- [SOURCE MATERIAL]:
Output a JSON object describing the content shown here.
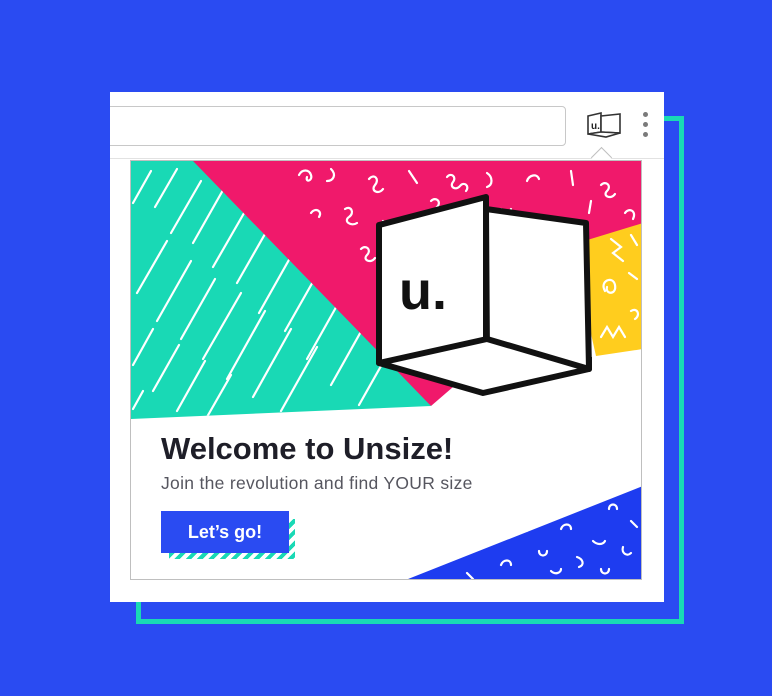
{
  "toolbar": {
    "omnibox_value": "",
    "extension_icon": "unsize-extension-icon",
    "menu_icon": "kebab-menu-icon"
  },
  "popup": {
    "logo_text": "u.",
    "title": "Welcome to Unsize!",
    "subtitle": "Join the revolution and find YOUR size",
    "cta_label": "Let’s go!"
  },
  "colors": {
    "background": "#2a4bf2",
    "teal": "#19d9b5",
    "pink": "#f0196b",
    "yellow": "#ffcd1e",
    "blue": "#1e3cf0",
    "text_dark": "#1e1e28"
  }
}
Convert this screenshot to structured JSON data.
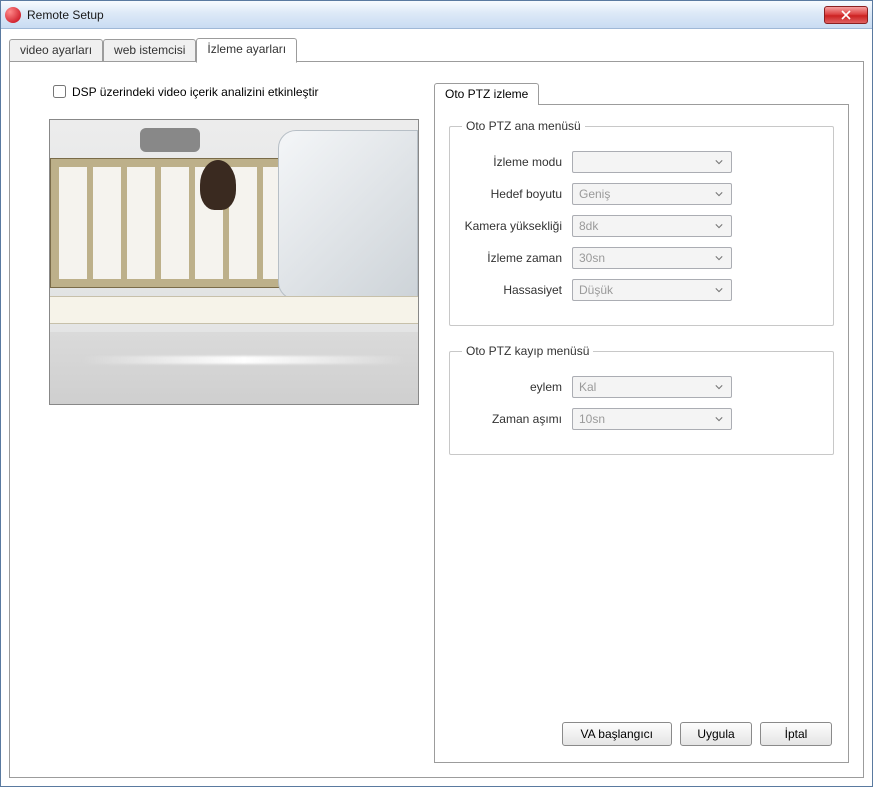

- [THE TASK]: Nothing in the entries above should change when they are printed again, except that the pictures are dropped.

- [ANSWER TO THE TASK]:
Output a JSON object describing the content shown here.
{
  "toolbar": {
    "omnibox_value": "",
    "extension_icon": "unsize-extension-icon",
    "menu_icon": "kebab-menu-icon"
  },
  "popup": {
    "logo_text": "u.",
    "title": "Welcome to Unsize!",
    "subtitle": "Join the revolution and find YOUR size",
    "cta_label": "Let’s go!"
  },
  "colors": {
    "background": "#2a4bf2",
    "teal": "#19d9b5",
    "pink": "#f0196b",
    "yellow": "#ffcd1e",
    "blue": "#1e3cf0",
    "text_dark": "#1e1e28"
  }
}
Convert this screenshot to structured JSON data.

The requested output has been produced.